Extract every line that contains the string "text".

[Records from a dataset]
+---+
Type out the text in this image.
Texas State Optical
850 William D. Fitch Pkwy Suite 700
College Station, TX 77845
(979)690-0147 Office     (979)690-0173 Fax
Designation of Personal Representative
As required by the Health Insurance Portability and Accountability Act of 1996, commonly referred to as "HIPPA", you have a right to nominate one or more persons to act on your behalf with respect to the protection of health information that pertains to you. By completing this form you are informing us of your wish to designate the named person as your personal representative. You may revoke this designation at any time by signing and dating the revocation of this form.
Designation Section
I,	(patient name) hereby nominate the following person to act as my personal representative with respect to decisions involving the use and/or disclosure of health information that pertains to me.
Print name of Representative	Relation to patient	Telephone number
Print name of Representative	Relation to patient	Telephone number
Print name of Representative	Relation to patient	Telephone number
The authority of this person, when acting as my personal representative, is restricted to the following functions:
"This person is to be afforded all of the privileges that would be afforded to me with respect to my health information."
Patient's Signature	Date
+---+
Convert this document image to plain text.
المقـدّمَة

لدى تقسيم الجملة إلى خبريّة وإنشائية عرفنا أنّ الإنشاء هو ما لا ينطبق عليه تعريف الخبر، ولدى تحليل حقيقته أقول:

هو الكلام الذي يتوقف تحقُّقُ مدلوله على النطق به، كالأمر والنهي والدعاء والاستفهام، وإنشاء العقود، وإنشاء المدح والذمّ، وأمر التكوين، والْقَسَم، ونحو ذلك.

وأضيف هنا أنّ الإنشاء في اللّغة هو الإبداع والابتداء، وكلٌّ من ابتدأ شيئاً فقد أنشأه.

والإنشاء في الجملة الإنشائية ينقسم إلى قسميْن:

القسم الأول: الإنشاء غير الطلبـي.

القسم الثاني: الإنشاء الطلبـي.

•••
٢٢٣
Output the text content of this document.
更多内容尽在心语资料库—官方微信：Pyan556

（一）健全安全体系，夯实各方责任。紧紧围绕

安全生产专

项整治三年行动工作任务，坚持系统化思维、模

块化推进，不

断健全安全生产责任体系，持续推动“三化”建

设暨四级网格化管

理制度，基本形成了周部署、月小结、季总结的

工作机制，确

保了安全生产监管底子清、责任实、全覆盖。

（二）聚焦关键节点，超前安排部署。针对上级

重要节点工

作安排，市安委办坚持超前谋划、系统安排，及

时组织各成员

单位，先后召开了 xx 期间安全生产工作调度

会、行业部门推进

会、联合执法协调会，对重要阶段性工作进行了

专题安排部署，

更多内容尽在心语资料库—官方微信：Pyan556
+---+
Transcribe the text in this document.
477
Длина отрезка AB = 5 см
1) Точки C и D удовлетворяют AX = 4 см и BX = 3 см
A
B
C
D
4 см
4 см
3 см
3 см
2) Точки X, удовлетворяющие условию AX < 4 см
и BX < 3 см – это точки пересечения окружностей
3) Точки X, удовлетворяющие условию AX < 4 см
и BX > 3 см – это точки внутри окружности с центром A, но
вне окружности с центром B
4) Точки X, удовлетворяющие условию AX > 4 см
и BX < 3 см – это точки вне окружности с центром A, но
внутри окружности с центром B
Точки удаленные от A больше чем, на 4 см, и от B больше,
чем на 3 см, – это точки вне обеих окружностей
+---+
#### FULL RESPONSE:
Type out the text in this image.
Convert this document image to plain text.
Output the text content of this document.
Transcribe the text in this document.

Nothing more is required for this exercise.